Material for this exercise:
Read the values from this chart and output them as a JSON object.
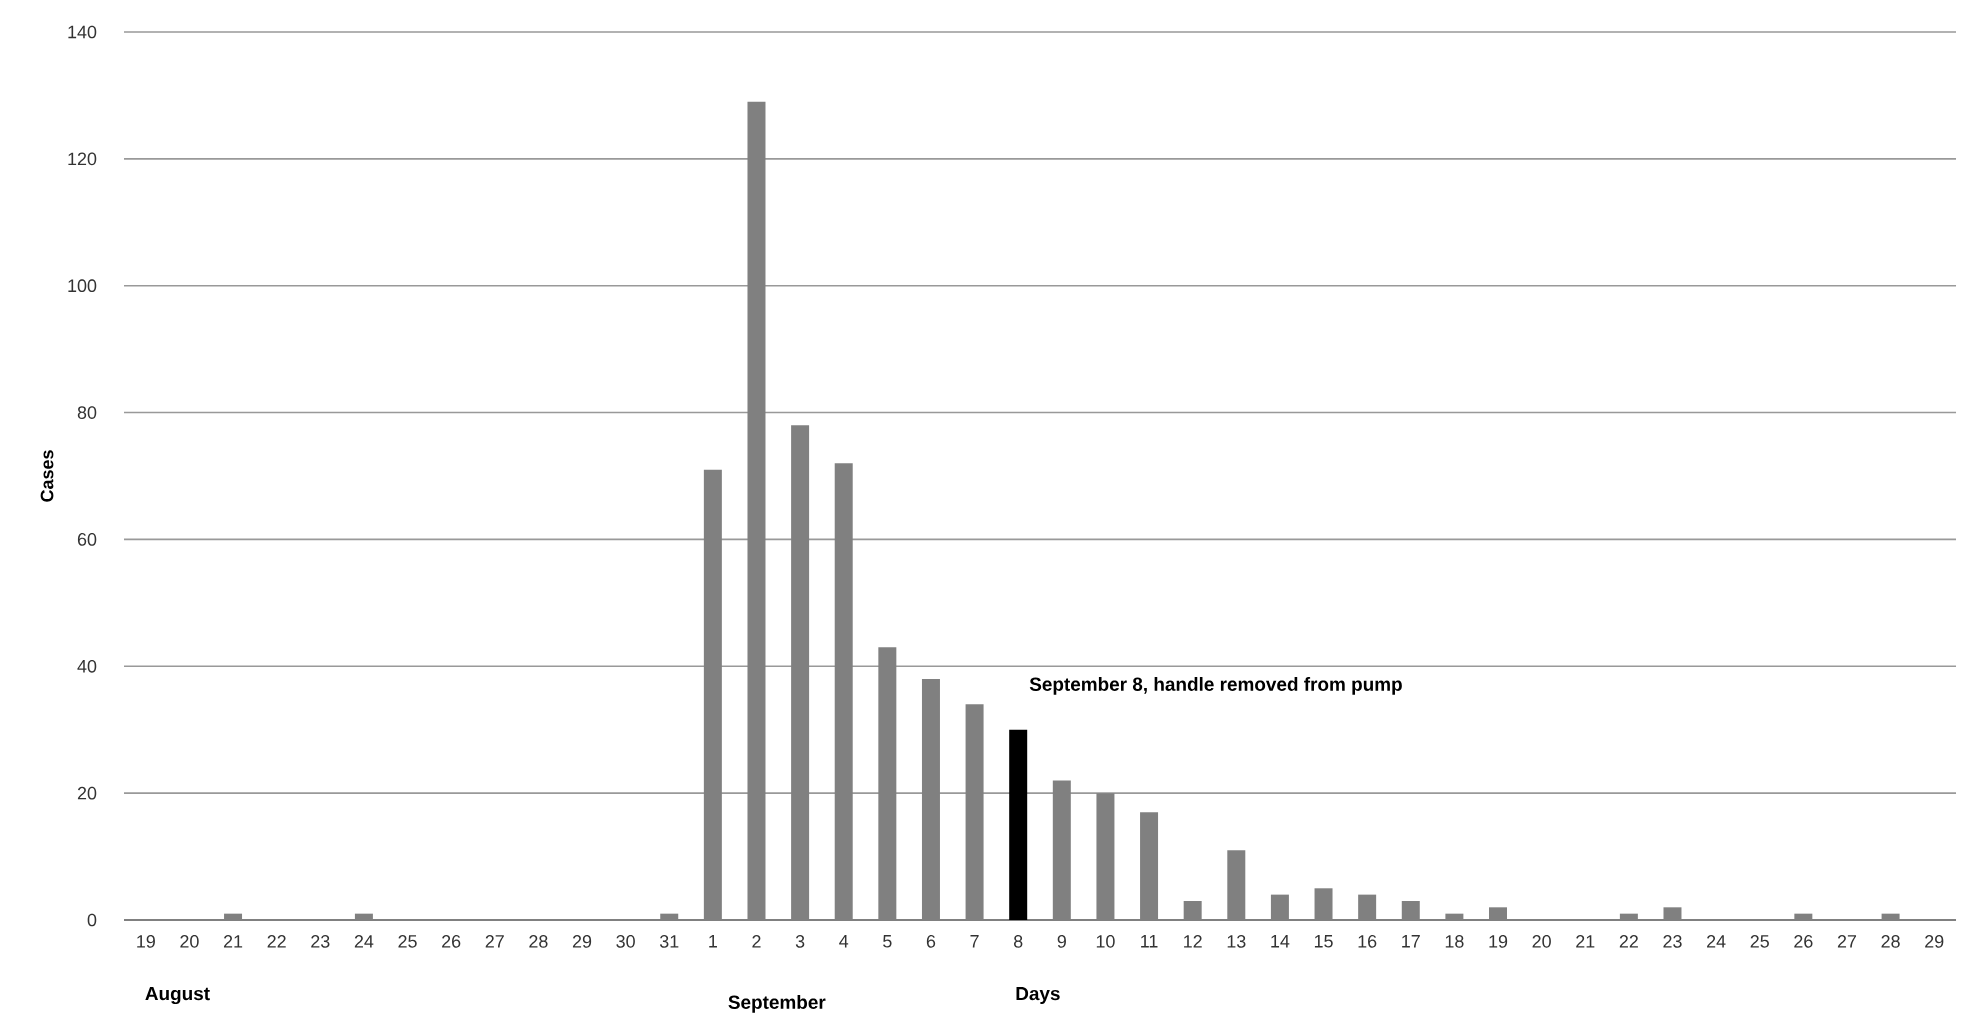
{
  "chart_data": {
    "type": "bar",
    "ylabel": "Cases",
    "xlabel": "Days",
    "categories": [
      "19",
      "20",
      "21",
      "22",
      "23",
      "24",
      "25",
      "26",
      "27",
      "28",
      "29",
      "30",
      "31",
      "1",
      "2",
      "3",
      "4",
      "5",
      "6",
      "7",
      "8",
      "9",
      "10",
      "11",
      "12",
      "13",
      "14",
      "15",
      "16",
      "17",
      "18",
      "19",
      "20",
      "21",
      "22",
      "23",
      "24",
      "25",
      "26",
      "27",
      "28",
      "29"
    ],
    "values": [
      0,
      0,
      1,
      0,
      0,
      1,
      0,
      0,
      0,
      0,
      0,
      0,
      1,
      71,
      129,
      78,
      72,
      43,
      38,
      34,
      30,
      22,
      20,
      17,
      3,
      11,
      4,
      5,
      4,
      3,
      1,
      2,
      0,
      0,
      1,
      2,
      0,
      0,
      1,
      0,
      1,
      0
    ],
    "colors": [
      "#808080",
      "#808080",
      "#808080",
      "#808080",
      "#808080",
      "#808080",
      "#808080",
      "#808080",
      "#808080",
      "#808080",
      "#808080",
      "#808080",
      "#808080",
      "#808080",
      "#808080",
      "#808080",
      "#808080",
      "#808080",
      "#808080",
      "#808080",
      "#000000",
      "#808080",
      "#808080",
      "#808080",
      "#808080",
      "#808080",
      "#808080",
      "#808080",
      "#808080",
      "#808080",
      "#808080",
      "#808080",
      "#808080",
      "#808080",
      "#808080",
      "#808080",
      "#808080",
      "#808080",
      "#808080",
      "#808080",
      "#808080",
      "#808080"
    ],
    "ylim": [
      0,
      140
    ],
    "yticks": [
      0,
      20,
      40,
      60,
      80,
      100,
      120,
      140
    ],
    "grid": "y",
    "annotations": [
      {
        "text": "September 8, handle removed from pump",
        "x": "8",
        "y": 30
      },
      "August",
      "September"
    ]
  }
}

Task objective: Above are the records; reproduce them exactly and leave out the pictures.

Response to the task:
Read the values from this chart and output them as a JSON object.
{
  "chart_data": {
    "type": "bar",
    "ylabel": "Cases",
    "xlabel": "Days",
    "categories": [
      "19",
      "20",
      "21",
      "22",
      "23",
      "24",
      "25",
      "26",
      "27",
      "28",
      "29",
      "30",
      "31",
      "1",
      "2",
      "3",
      "4",
      "5",
      "6",
      "7",
      "8",
      "9",
      "10",
      "11",
      "12",
      "13",
      "14",
      "15",
      "16",
      "17",
      "18",
      "19",
      "20",
      "21",
      "22",
      "23",
      "24",
      "25",
      "26",
      "27",
      "28",
      "29"
    ],
    "values": [
      0,
      0,
      1,
      0,
      0,
      1,
      0,
      0,
      0,
      0,
      0,
      0,
      1,
      71,
      129,
      78,
      72,
      43,
      38,
      34,
      30,
      22,
      20,
      17,
      3,
      11,
      4,
      5,
      4,
      3,
      1,
      2,
      0,
      0,
      1,
      2,
      0,
      0,
      1,
      0,
      1,
      0
    ],
    "colors": [
      "#808080",
      "#808080",
      "#808080",
      "#808080",
      "#808080",
      "#808080",
      "#808080",
      "#808080",
      "#808080",
      "#808080",
      "#808080",
      "#808080",
      "#808080",
      "#808080",
      "#808080",
      "#808080",
      "#808080",
      "#808080",
      "#808080",
      "#808080",
      "#000000",
      "#808080",
      "#808080",
      "#808080",
      "#808080",
      "#808080",
      "#808080",
      "#808080",
      "#808080",
      "#808080",
      "#808080",
      "#808080",
      "#808080",
      "#808080",
      "#808080",
      "#808080",
      "#808080",
      "#808080",
      "#808080",
      "#808080",
      "#808080",
      "#808080"
    ],
    "ylim": [
      0,
      140
    ],
    "yticks": [
      0,
      20,
      40,
      60,
      80,
      100,
      120,
      140
    ],
    "grid": "y",
    "annotations": [
      {
        "text": "September 8, handle removed from pump",
        "x": "8",
        "y": 30
      },
      "August",
      "September"
    ]
  }
}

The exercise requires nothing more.